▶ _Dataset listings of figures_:
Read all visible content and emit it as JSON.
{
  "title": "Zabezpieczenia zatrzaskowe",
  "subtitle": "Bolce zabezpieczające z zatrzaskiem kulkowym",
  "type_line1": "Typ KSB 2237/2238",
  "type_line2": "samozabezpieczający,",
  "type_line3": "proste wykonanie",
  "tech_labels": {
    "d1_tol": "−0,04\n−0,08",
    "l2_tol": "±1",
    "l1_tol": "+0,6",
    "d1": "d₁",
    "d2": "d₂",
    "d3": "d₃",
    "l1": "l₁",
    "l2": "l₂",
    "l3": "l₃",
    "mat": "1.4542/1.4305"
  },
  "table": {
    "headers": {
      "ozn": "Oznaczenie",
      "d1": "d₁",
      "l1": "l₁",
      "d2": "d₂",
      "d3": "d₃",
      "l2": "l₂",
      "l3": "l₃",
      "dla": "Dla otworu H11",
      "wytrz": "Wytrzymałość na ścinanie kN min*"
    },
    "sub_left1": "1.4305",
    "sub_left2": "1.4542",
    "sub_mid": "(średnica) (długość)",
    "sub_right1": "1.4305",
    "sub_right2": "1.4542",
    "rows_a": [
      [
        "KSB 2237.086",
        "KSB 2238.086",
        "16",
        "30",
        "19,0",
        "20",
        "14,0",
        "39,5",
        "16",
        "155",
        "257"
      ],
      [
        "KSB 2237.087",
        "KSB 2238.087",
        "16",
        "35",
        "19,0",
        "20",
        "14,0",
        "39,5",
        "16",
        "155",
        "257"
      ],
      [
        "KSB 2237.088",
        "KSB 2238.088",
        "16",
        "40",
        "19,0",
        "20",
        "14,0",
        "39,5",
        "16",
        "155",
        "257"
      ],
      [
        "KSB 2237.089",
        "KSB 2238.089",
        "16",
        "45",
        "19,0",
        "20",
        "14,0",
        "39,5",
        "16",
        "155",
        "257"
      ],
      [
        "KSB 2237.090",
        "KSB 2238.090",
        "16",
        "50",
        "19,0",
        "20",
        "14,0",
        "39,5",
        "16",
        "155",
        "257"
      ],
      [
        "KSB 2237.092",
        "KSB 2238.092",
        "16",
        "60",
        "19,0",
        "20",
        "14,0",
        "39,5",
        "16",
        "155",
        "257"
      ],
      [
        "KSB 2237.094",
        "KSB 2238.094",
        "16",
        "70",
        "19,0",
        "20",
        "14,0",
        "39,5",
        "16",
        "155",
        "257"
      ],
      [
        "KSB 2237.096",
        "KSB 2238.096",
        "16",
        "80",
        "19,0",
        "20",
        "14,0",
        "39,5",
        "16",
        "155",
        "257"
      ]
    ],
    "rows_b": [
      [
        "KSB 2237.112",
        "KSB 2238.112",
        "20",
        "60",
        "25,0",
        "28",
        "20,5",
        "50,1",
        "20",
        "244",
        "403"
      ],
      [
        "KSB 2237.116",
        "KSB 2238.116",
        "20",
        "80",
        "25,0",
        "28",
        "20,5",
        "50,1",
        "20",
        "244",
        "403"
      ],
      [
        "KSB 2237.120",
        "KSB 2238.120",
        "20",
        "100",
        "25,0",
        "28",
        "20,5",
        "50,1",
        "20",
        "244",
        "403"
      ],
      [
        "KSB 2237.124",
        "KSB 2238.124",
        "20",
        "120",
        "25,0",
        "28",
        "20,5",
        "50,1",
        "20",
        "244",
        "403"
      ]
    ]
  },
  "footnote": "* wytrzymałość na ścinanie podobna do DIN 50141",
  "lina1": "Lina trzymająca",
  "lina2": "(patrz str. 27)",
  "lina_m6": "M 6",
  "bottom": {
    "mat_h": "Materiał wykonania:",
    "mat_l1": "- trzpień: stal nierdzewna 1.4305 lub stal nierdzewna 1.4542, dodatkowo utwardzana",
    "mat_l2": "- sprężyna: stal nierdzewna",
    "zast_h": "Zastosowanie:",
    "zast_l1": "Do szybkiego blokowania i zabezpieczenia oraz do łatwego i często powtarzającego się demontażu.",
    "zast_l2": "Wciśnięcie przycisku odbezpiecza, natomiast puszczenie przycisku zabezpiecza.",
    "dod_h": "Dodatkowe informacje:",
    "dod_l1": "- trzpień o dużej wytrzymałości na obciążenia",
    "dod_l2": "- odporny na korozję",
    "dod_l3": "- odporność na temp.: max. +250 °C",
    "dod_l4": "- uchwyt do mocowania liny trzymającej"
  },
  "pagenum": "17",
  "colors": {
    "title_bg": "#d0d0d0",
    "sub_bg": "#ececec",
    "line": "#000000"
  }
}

--

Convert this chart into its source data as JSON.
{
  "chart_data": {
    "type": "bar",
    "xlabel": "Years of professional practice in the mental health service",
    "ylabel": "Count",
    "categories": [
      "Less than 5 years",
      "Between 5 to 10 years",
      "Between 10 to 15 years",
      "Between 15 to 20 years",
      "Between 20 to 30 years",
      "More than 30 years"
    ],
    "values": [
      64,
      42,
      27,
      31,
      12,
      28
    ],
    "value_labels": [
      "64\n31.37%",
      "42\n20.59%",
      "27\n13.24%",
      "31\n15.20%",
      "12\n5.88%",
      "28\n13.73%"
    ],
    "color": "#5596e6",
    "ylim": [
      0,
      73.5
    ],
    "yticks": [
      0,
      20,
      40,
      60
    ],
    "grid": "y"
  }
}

▶ _OBJECTIVE_: Count every line in the data where the string "trzpień" occurs. Give nothing except the number.

▶ _TASK SOLUTION_: 2